## TASK BRIEF
Copy each record exactly as it reads, leaving out any pictures it holds.

## PROVIDED DATA
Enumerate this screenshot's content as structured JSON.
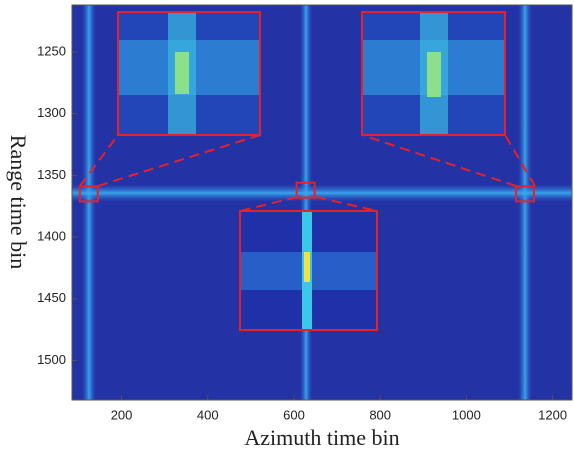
{
  "chart_data": {
    "type": "image",
    "xlabel": "Azimuth time bin",
    "ylabel": "Range  time bin",
    "xlim": [
      85,
      1245
    ],
    "ylim": [
      1212,
      1532
    ],
    "xticks": [
      200,
      400,
      600,
      800,
      1000,
      1200
    ],
    "yticks": [
      1250,
      1300,
      1350,
      1400,
      1450,
      1500
    ],
    "highlights": {
      "x": [
        124,
        627,
        1136
      ],
      "y": [
        1365,
        1362,
        1365
      ],
      "color": "#e8202a"
    }
  }
}
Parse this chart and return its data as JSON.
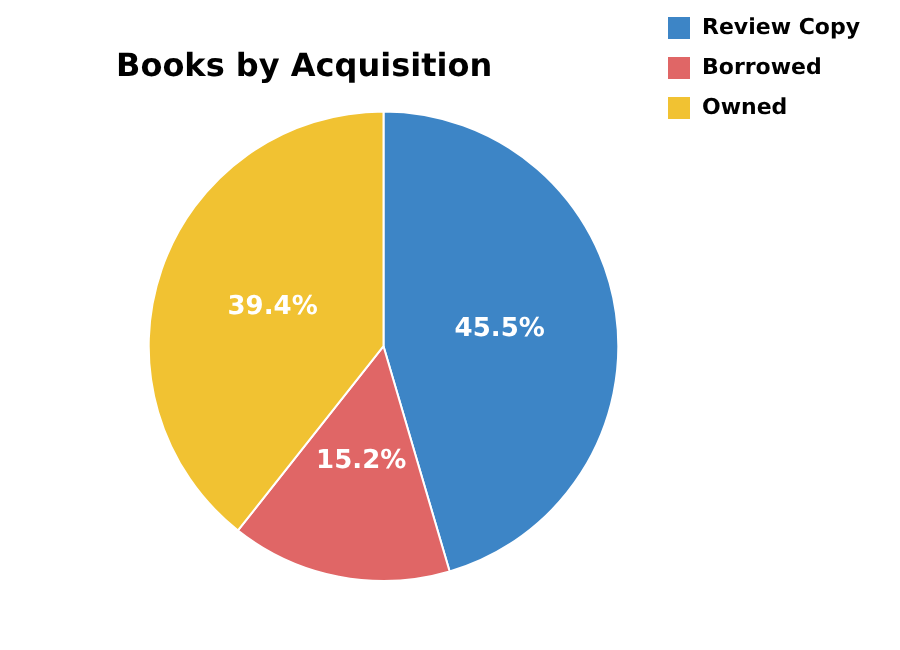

## FULL SOLUTION
Enumerate this screenshot's content as structured JSON.
{
  "chart_data": {
    "type": "image",
    "xlabel": "Azimuth time bin",
    "ylabel": "Range  time bin",
    "xlim": [
      85,
      1245
    ],
    "ylim": [
      1212,
      1532
    ],
    "xticks": [
      200,
      400,
      600,
      800,
      1000,
      1200
    ],
    "yticks": [
      1250,
      1300,
      1350,
      1400,
      1450,
      1500
    ],
    "highlights": {
      "x": [
        124,
        627,
        1136
      ],
      "y": [
        1365,
        1362,
        1365
      ],
      "color": "#e8202a"
    }
  }
}
Parse this chart and return its data as JSON.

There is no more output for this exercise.